Figure content listings
+ + + + + + +
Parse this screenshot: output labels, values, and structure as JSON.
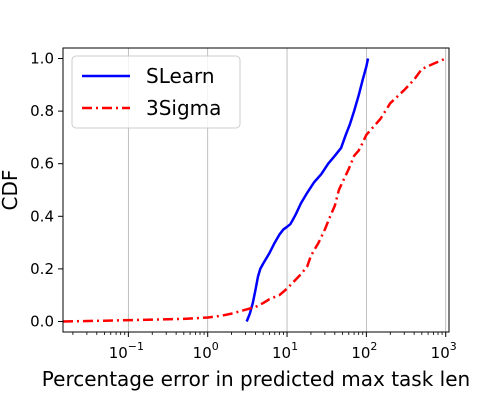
{
  "chart_data": {
    "type": "line",
    "title": "",
    "xlabel": "Percentage error in predicted max task len",
    "ylabel": "CDF",
    "xscale": "log",
    "xlim": [
      0.015,
      1100
    ],
    "ylim": [
      -0.04,
      1.04
    ],
    "grid": "x-major",
    "legend_position": "top-left",
    "x_ticks": [
      {
        "base": "10",
        "exp": "−1",
        "value": 0.1
      },
      {
        "base": "10",
        "exp": "0",
        "value": 1
      },
      {
        "base": "10",
        "exp": "1",
        "value": 10
      },
      {
        "base": "10",
        "exp": "2",
        "value": 100
      },
      {
        "base": "10",
        "exp": "3",
        "value": 1000
      }
    ],
    "y_ticks": [
      "0.0",
      "0.2",
      "0.4",
      "0.6",
      "0.8",
      "1.0"
    ],
    "series": [
      {
        "name": "SLearn",
        "color": "#0000ff",
        "style": "solid",
        "x": [
          3.1,
          3.4,
          3.7,
          4.0,
          4.3,
          4.6,
          5.0,
          6.0,
          7.0,
          8.0,
          9.0,
          10.0,
          11.0,
          12.0,
          13.0,
          15.0,
          18.0,
          22.0,
          27.0,
          33.0,
          40.0,
          48.0,
          55.0,
          62.0,
          70.0,
          80.0,
          90.0,
          100.0,
          105.0
        ],
        "y": [
          0.0,
          0.03,
          0.07,
          0.12,
          0.17,
          0.2,
          0.22,
          0.26,
          0.3,
          0.33,
          0.35,
          0.36,
          0.37,
          0.39,
          0.41,
          0.45,
          0.49,
          0.53,
          0.56,
          0.6,
          0.63,
          0.66,
          0.71,
          0.75,
          0.8,
          0.86,
          0.92,
          0.97,
          1.0
        ]
      },
      {
        "name": "3Sigma",
        "color": "#ff0000",
        "style": "dashdot",
        "x": [
          0.015,
          0.05,
          0.1,
          0.2,
          0.5,
          1.0,
          1.5,
          2.0,
          2.5,
          3.0,
          4.0,
          5.0,
          6.0,
          8.0,
          10.0,
          12.0,
          15.0,
          18.0,
          20.0,
          25.0,
          30.0,
          35.0,
          40.0,
          45.0,
          50.0,
          60.0,
          70.0,
          80.0,
          90.0,
          100.0,
          150.0,
          200.0,
          300.0,
          400.0,
          500.0,
          700.0,
          1000.0
        ],
        "y": [
          0.0,
          0.003,
          0.005,
          0.007,
          0.01,
          0.015,
          0.022,
          0.03,
          0.038,
          0.045,
          0.055,
          0.07,
          0.085,
          0.1,
          0.125,
          0.15,
          0.18,
          0.21,
          0.25,
          0.3,
          0.35,
          0.4,
          0.44,
          0.5,
          0.53,
          0.58,
          0.63,
          0.65,
          0.68,
          0.71,
          0.77,
          0.83,
          0.88,
          0.92,
          0.96,
          0.98,
          1.0
        ]
      }
    ]
  }
}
+ + + + + + +
Aim of the task: Write out again every line above exactly as given; the pictures do not belong in the copy.

Full response:
Parse this screenshot: output labels, values, and structure as JSON.
{
  "chart_data": {
    "type": "line",
    "title": "",
    "xlabel": "Percentage error in predicted max task len",
    "ylabel": "CDF",
    "xscale": "log",
    "xlim": [
      0.015,
      1100
    ],
    "ylim": [
      -0.04,
      1.04
    ],
    "grid": "x-major",
    "legend_position": "top-left",
    "x_ticks": [
      {
        "base": "10",
        "exp": "−1",
        "value": 0.1
      },
      {
        "base": "10",
        "exp": "0",
        "value": 1
      },
      {
        "base": "10",
        "exp": "1",
        "value": 10
      },
      {
        "base": "10",
        "exp": "2",
        "value": 100
      },
      {
        "base": "10",
        "exp": "3",
        "value": 1000
      }
    ],
    "y_ticks": [
      "0.0",
      "0.2",
      "0.4",
      "0.6",
      "0.8",
      "1.0"
    ],
    "series": [
      {
        "name": "SLearn",
        "color": "#0000ff",
        "style": "solid",
        "x": [
          3.1,
          3.4,
          3.7,
          4.0,
          4.3,
          4.6,
          5.0,
          6.0,
          7.0,
          8.0,
          9.0,
          10.0,
          11.0,
          12.0,
          13.0,
          15.0,
          18.0,
          22.0,
          27.0,
          33.0,
          40.0,
          48.0,
          55.0,
          62.0,
          70.0,
          80.0,
          90.0,
          100.0,
          105.0
        ],
        "y": [
          0.0,
          0.03,
          0.07,
          0.12,
          0.17,
          0.2,
          0.22,
          0.26,
          0.3,
          0.33,
          0.35,
          0.36,
          0.37,
          0.39,
          0.41,
          0.45,
          0.49,
          0.53,
          0.56,
          0.6,
          0.63,
          0.66,
          0.71,
          0.75,
          0.8,
          0.86,
          0.92,
          0.97,
          1.0
        ]
      },
      {
        "name": "3Sigma",
        "color": "#ff0000",
        "style": "dashdot",
        "x": [
          0.015,
          0.05,
          0.1,
          0.2,
          0.5,
          1.0,
          1.5,
          2.0,
          2.5,
          3.0,
          4.0,
          5.0,
          6.0,
          8.0,
          10.0,
          12.0,
          15.0,
          18.0,
          20.0,
          25.0,
          30.0,
          35.0,
          40.0,
          45.0,
          50.0,
          60.0,
          70.0,
          80.0,
          90.0,
          100.0,
          150.0,
          200.0,
          300.0,
          400.0,
          500.0,
          700.0,
          1000.0
        ],
        "y": [
          0.0,
          0.003,
          0.005,
          0.007,
          0.01,
          0.015,
          0.022,
          0.03,
          0.038,
          0.045,
          0.055,
          0.07,
          0.085,
          0.1,
          0.125,
          0.15,
          0.18,
          0.21,
          0.25,
          0.3,
          0.35,
          0.4,
          0.44,
          0.5,
          0.53,
          0.58,
          0.63,
          0.65,
          0.68,
          0.71,
          0.77,
          0.83,
          0.88,
          0.92,
          0.96,
          0.98,
          1.0
        ]
      }
    ]
  }
}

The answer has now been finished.